#### WHAT IS NEEDED:
Find every line in the records below that holds the word "Update", and copy each one.

Start GIVEN RECORDS

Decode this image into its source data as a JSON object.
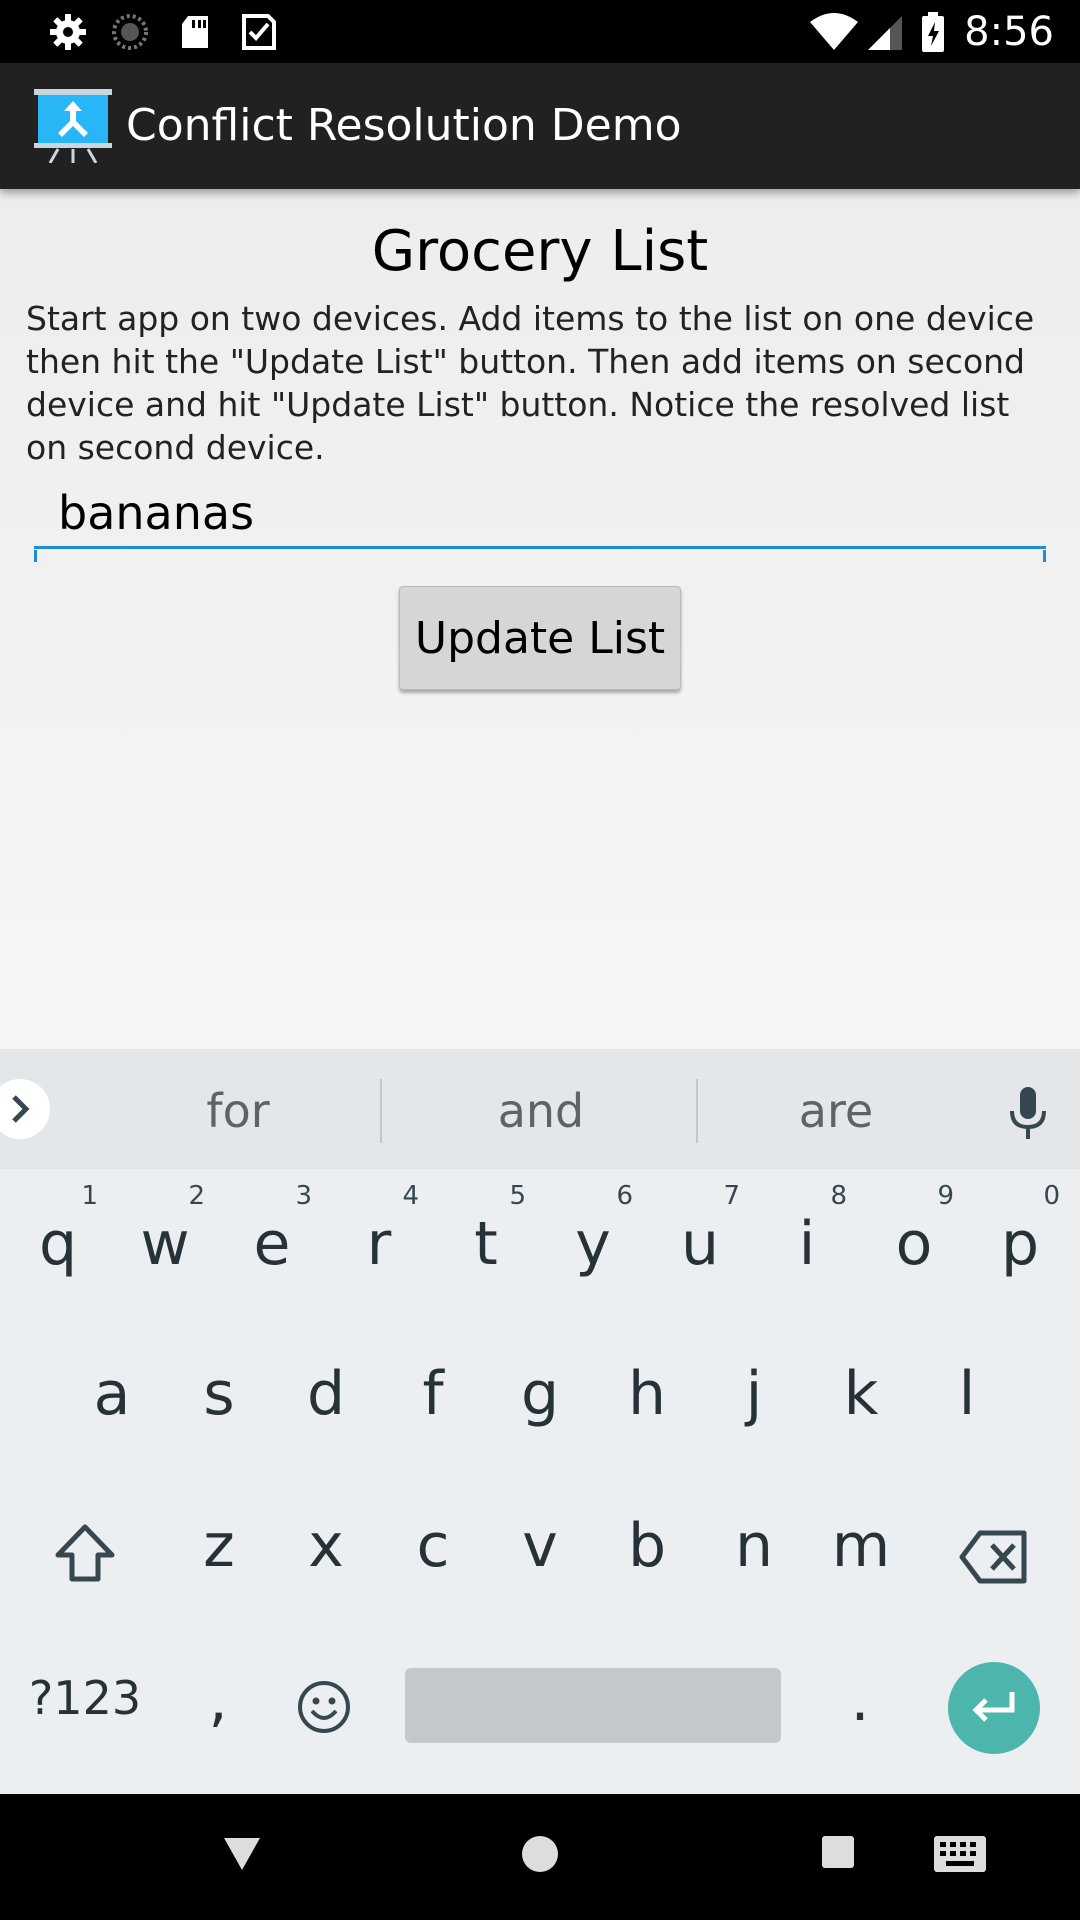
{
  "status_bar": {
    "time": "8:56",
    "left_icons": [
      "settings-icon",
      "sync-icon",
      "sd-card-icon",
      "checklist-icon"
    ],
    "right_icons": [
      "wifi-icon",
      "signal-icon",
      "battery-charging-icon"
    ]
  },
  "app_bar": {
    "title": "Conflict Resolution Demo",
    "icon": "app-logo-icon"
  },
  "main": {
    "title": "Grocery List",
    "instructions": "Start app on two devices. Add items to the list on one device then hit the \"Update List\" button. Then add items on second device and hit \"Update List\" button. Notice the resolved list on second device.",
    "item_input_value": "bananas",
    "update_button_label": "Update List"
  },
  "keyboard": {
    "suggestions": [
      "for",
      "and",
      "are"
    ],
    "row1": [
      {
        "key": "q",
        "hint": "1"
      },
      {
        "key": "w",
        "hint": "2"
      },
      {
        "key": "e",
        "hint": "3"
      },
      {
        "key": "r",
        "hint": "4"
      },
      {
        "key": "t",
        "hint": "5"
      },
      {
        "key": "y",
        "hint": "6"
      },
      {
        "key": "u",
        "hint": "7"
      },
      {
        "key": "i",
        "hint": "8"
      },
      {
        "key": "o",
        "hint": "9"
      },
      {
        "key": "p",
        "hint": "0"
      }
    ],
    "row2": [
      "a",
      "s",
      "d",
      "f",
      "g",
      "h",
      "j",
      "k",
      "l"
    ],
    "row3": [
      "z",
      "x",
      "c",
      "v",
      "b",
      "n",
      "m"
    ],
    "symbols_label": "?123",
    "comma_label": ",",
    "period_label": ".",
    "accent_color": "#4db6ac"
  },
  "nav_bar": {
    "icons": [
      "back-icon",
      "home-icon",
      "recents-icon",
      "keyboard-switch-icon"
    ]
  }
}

End GIVEN RECORDS

#### ANSWER IN FULL:
    "instructions": "Start app on two devices. Add items to the list on one device then hit the \"Update List\" button. Then add items on second device and hit \"Update List\" button. Notice the resolved list on second device.",
    "update_button_label": "Update List"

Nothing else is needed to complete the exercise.